» **Exercise details**
Set the following entries down again exactly, line by line.
══ Available data ══
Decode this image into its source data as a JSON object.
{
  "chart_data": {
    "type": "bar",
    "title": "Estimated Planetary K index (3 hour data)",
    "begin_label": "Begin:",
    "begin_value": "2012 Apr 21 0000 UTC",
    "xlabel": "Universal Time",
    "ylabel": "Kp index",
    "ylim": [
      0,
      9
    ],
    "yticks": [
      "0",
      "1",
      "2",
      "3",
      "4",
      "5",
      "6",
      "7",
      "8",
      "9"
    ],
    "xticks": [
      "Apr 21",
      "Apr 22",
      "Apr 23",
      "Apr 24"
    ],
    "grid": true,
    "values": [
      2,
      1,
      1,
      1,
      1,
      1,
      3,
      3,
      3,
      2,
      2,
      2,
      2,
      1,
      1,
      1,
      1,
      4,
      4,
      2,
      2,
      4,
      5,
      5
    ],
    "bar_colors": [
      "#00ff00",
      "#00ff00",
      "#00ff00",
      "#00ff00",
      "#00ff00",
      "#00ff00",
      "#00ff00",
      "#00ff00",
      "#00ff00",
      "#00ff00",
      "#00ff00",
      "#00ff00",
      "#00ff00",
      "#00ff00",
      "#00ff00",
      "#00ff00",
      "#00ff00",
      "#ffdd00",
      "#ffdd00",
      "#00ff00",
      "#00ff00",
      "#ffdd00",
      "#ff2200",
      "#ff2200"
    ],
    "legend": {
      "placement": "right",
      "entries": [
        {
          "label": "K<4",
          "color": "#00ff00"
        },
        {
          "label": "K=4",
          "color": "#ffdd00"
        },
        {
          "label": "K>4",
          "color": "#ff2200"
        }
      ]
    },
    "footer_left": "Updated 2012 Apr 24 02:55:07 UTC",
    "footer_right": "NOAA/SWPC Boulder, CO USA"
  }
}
═══
» **Answer to the task**
Decode this image into its source data as a JSON object.
{
  "chart_data": {
    "type": "bar",
    "title": "Estimated Planetary K index (3 hour data)",
    "begin_label": "Begin:",
    "begin_value": "2012 Apr 21 0000 UTC",
    "xlabel": "Universal Time",
    "ylabel": "Kp index",
    "ylim": [
      0,
      9
    ],
    "yticks": [
      "0",
      "1",
      "2",
      "3",
      "4",
      "5",
      "6",
      "7",
      "8",
      "9"
    ],
    "xticks": [
      "Apr 21",
      "Apr 22",
      "Apr 23",
      "Apr 24"
    ],
    "grid": true,
    "values": [
      2,
      1,
      1,
      1,
      1,
      1,
      3,
      3,
      3,
      2,
      2,
      2,
      2,
      1,
      1,
      1,
      1,
      4,
      4,
      2,
      2,
      4,
      5,
      5
    ],
    "bar_colors": [
      "#00ff00",
      "#00ff00",
      "#00ff00",
      "#00ff00",
      "#00ff00",
      "#00ff00",
      "#00ff00",
      "#00ff00",
      "#00ff00",
      "#00ff00",
      "#00ff00",
      "#00ff00",
      "#00ff00",
      "#00ff00",
      "#00ff00",
      "#00ff00",
      "#00ff00",
      "#ffdd00",
      "#ffdd00",
      "#00ff00",
      "#00ff00",
      "#ffdd00",
      "#ff2200",
      "#ff2200"
    ],
    "legend": {
      "placement": "right",
      "entries": [
        {
          "label": "K<4",
          "color": "#00ff00"
        },
        {
          "label": "K=4",
          "color": "#ffdd00"
        },
        {
          "label": "K>4",
          "color": "#ff2200"
        }
      ]
    },
    "footer_left": "Updated 2012 Apr 24 02:55:07 UTC",
    "footer_right": "NOAA/SWPC Boulder, CO USA"
  }
}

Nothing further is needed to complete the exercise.